→ **Do this**: Copy nothing but the lines from the one containing "Give me the" through the last line of the records, repeated exactly and without pictures.

Extracts from a graphics dataset
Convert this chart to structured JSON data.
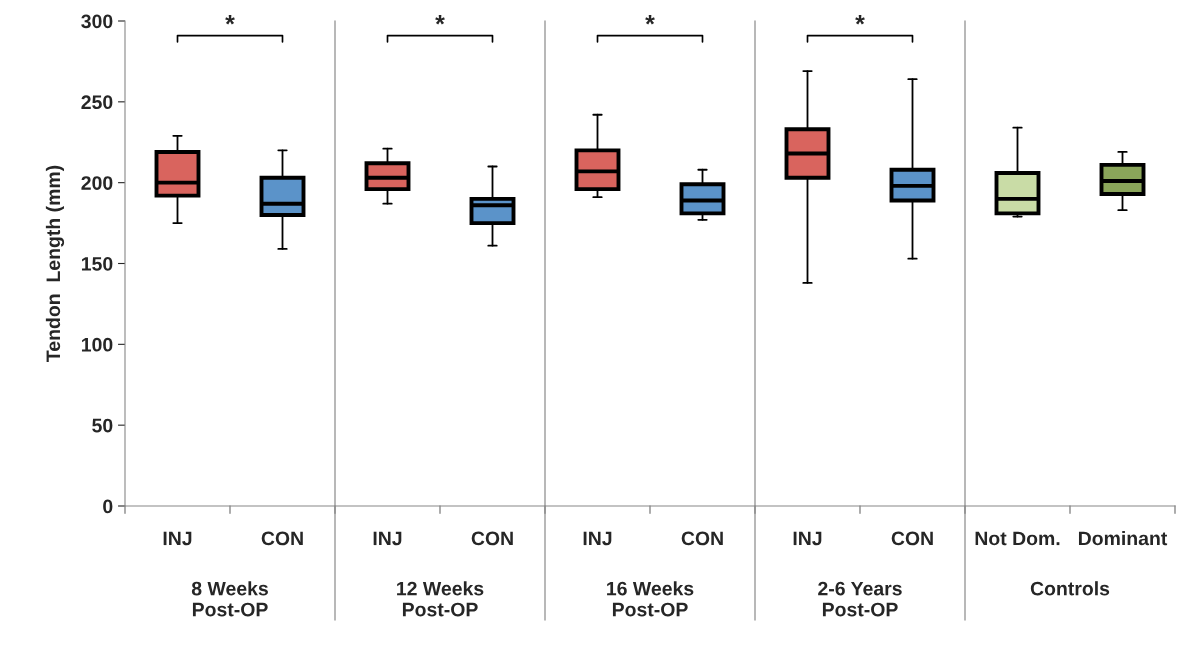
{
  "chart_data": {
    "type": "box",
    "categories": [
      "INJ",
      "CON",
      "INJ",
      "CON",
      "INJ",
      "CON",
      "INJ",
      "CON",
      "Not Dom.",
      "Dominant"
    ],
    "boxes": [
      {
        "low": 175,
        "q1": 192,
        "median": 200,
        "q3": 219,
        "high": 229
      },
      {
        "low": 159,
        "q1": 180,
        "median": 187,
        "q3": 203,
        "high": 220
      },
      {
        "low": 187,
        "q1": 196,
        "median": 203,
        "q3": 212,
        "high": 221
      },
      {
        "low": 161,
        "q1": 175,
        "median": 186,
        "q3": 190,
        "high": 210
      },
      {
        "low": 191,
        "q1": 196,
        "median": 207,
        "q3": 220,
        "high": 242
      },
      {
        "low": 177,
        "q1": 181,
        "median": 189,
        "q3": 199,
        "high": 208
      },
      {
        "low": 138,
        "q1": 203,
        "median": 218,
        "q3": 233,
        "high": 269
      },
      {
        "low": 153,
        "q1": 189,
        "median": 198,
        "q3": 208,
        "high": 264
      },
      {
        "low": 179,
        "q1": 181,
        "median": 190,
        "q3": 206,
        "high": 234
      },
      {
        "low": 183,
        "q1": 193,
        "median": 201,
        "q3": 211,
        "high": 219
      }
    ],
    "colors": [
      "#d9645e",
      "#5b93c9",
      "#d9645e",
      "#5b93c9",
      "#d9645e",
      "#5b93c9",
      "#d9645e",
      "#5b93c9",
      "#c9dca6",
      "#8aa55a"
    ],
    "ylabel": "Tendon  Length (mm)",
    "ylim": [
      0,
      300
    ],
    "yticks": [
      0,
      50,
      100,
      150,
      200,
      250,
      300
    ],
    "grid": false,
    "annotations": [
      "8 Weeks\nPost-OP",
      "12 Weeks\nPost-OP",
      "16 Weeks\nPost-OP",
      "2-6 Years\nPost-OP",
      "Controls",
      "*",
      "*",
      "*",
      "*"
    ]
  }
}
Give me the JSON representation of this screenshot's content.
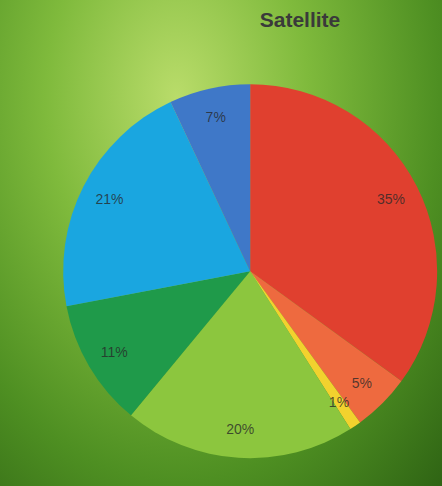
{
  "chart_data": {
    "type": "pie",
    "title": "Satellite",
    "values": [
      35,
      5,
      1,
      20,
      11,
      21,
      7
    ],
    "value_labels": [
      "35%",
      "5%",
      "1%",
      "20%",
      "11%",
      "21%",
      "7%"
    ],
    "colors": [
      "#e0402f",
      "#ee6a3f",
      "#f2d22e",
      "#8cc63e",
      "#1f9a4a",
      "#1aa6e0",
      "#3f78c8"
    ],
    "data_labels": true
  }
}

→ **Answer**:
Give me the JSON representation of this screenshot's content.
{
  "chart_data": {
    "type": "pie",
    "title": "Satellite",
    "values": [
      35,
      5,
      1,
      20,
      11,
      21,
      7
    ],
    "value_labels": [
      "35%",
      "5%",
      "1%",
      "20%",
      "11%",
      "21%",
      "7%"
    ],
    "colors": [
      "#e0402f",
      "#ee6a3f",
      "#f2d22e",
      "#8cc63e",
      "#1f9a4a",
      "#1aa6e0",
      "#3f78c8"
    ],
    "data_labels": true
  }
}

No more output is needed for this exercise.